— GOAL OF THE EXERCISE —
Please write out the material that follows, exactly as it stands.

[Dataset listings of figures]
+++++

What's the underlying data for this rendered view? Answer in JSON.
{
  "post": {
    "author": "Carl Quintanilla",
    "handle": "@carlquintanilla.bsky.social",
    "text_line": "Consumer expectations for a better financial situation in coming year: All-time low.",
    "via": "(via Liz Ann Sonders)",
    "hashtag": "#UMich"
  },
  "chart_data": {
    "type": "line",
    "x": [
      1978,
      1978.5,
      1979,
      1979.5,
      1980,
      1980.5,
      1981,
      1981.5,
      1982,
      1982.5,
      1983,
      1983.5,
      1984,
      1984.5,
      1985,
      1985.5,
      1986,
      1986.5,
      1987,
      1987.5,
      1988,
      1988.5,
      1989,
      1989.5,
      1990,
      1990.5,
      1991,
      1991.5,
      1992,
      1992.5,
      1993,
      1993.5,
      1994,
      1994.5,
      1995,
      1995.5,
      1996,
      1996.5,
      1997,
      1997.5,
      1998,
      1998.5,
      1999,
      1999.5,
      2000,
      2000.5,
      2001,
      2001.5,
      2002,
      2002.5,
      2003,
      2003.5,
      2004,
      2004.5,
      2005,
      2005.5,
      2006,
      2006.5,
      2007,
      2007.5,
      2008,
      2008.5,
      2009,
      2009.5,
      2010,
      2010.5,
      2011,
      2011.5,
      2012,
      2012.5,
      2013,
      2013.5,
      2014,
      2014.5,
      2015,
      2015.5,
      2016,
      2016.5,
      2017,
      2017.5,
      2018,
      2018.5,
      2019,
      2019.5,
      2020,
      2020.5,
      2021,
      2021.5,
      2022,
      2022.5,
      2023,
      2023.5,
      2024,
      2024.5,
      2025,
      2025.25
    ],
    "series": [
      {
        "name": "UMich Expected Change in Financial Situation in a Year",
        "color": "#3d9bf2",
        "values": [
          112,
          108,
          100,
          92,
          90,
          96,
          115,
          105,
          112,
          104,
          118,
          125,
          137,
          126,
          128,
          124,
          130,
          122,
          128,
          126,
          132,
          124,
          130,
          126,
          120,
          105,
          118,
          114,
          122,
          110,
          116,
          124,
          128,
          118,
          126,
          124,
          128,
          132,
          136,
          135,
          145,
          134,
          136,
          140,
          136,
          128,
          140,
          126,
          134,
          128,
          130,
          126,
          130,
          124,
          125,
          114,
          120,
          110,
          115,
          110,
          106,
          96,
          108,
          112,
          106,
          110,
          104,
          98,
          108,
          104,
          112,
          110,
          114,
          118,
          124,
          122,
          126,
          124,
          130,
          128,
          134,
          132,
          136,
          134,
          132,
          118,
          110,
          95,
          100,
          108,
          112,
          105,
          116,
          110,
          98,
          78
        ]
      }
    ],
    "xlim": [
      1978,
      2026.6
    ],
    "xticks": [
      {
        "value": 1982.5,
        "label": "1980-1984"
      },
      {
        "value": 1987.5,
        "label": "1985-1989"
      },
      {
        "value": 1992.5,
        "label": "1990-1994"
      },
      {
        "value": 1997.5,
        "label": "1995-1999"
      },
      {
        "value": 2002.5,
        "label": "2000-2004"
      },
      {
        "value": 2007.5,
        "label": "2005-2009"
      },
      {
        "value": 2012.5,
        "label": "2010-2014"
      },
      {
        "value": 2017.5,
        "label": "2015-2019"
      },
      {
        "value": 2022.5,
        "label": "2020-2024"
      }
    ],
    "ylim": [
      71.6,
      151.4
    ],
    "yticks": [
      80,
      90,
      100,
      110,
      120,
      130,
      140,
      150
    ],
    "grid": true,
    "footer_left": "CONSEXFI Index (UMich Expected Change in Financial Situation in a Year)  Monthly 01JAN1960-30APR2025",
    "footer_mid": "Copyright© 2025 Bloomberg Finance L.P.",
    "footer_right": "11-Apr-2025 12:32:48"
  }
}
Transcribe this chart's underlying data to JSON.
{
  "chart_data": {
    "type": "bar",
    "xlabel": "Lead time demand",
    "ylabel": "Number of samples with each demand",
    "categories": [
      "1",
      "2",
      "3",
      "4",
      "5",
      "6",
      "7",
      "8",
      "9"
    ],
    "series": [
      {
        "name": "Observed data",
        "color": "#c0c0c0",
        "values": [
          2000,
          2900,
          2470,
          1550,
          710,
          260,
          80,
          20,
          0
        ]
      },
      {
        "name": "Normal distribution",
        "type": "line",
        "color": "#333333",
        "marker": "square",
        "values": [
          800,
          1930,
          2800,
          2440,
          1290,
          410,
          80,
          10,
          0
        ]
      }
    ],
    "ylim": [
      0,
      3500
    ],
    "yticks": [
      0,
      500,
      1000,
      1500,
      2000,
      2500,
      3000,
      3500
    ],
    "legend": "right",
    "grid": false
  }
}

+++++

— RESPONSE TO THE EXERCISE —
What's the underlying data for this rendered view? Answer in JSON.
{
  "post": {
    "author": "Carl Quintanilla",
    "handle": "@carlquintanilla.bsky.social",
    "text_line": "Consumer expectations for a better financial situation in coming year: All-time low.",
    "via": "(via Liz Ann Sonders)",
    "hashtag": "#UMich"
  },
  "chart_data": {
    "type": "line",
    "x": [
      1978,
      1978.5,
      1979,
      1979.5,
      1980,
      1980.5,
      1981,
      1981.5,
      1982,
      1982.5,
      1983,
      1983.5,
      1984,
      1984.5,
      1985,
      1985.5,
      1986,
      1986.5,
      1987,
      1987.5,
      1988,
      1988.5,
      1989,
      1989.5,
      1990,
      1990.5,
      1991,
      1991.5,
      1992,
      1992.5,
      1993,
      1993.5,
      1994,
      1994.5,
      1995,
      1995.5,
      1996,
      1996.5,
      1997,
      1997.5,
      1998,
      1998.5,
      1999,
      1999.5,
      2000,
      2000.5,
      2001,
      2001.5,
      2002,
      2002.5,
      2003,
      2003.5,
      2004,
      2004.5,
      2005,
      2005.5,
      2006,
      2006.5,
      2007,
      2007.5,
      2008,
      2008.5,
      2009,
      2009.5,
      2010,
      2010.5,
      2011,
      2011.5,
      2012,
      2012.5,
      2013,
      2013.5,
      2014,
      2014.5,
      2015,
      2015.5,
      2016,
      2016.5,
      2017,
      2017.5,
      2018,
      2018.5,
      2019,
      2019.5,
      2020,
      2020.5,
      2021,
      2021.5,
      2022,
      2022.5,
      2023,
      2023.5,
      2024,
      2024.5,
      2025,
      2025.25
    ],
    "series": [
      {
        "name": "UMich Expected Change in Financial Situation in a Year",
        "color": "#3d9bf2",
        "values": [
          112,
          108,
          100,
          92,
          90,
          96,
          115,
          105,
          112,
          104,
          118,
          125,
          137,
          126,
          128,
          124,
          130,
          122,
          128,
          126,
          132,
          124,
          130,
          126,
          120,
          105,
          118,
          114,
          122,
          110,
          116,
          124,
          128,
          118,
          126,
          124,
          128,
          132,
          136,
          135,
          145,
          134,
          136,
          140,
          136,
          128,
          140,
          126,
          134,
          128,
          130,
          126,
          130,
          124,
          125,
          114,
          120,
          110,
          115,
          110,
          106,
          96,
          108,
          112,
          106,
          110,
          104,
          98,
          108,
          104,
          112,
          110,
          114,
          118,
          124,
          122,
          126,
          124,
          130,
          128,
          134,
          132,
          136,
          134,
          132,
          118,
          110,
          95,
          100,
          108,
          112,
          105,
          116,
          110,
          98,
          78
        ]
      }
    ],
    "xlim": [
      1978,
      2026.6
    ],
    "xticks": [
      {
        "value": 1982.5,
        "label": "1980-1984"
      },
      {
        "value": 1987.5,
        "label": "1985-1989"
      },
      {
        "value": 1992.5,
        "label": "1990-1994"
      },
      {
        "value": 1997.5,
        "label": "1995-1999"
      },
      {
        "value": 2002.5,
        "label": "2000-2004"
      },
      {
        "value": 2007.5,
        "label": "2005-2009"
      },
      {
        "value": 2012.5,
        "label": "2010-2014"
      },
      {
        "value": 2017.5,
        "label": "2015-2019"
      },
      {
        "value": 2022.5,
        "label": "2020-2024"
      }
    ],
    "ylim": [
      71.6,
      151.4
    ],
    "yticks": [
      80,
      90,
      100,
      110,
      120,
      130,
      140,
      150
    ],
    "grid": true,
    "footer_left": "CONSEXFI Index (UMich Expected Change in Financial Situation in a Year)  Monthly 01JAN1960-30APR2025",
    "footer_mid": "Copyright© 2025 Bloomberg Finance L.P.",
    "footer_right": "11-Apr-2025 12:32:48"
  }
}
Transcribe this chart's underlying data to JSON.
{
  "chart_data": {
    "type": "bar",
    "xlabel": "Lead time demand",
    "ylabel": "Number of samples with each demand",
    "categories": [
      "1",
      "2",
      "3",
      "4",
      "5",
      "6",
      "7",
      "8",
      "9"
    ],
    "series": [
      {
        "name": "Observed data",
        "color": "#c0c0c0",
        "values": [
          2000,
          2900,
          2470,
          1550,
          710,
          260,
          80,
          20,
          0
        ]
      },
      {
        "name": "Normal distribution",
        "type": "line",
        "color": "#333333",
        "marker": "square",
        "values": [
          800,
          1930,
          2800,
          2440,
          1290,
          410,
          80,
          10,
          0
        ]
      }
    ],
    "ylim": [
      0,
      3500
    ],
    "yticks": [
      0,
      500,
      1000,
      1500,
      2000,
      2500,
      3000,
      3500
    ],
    "legend": "right",
    "grid": false
  }
}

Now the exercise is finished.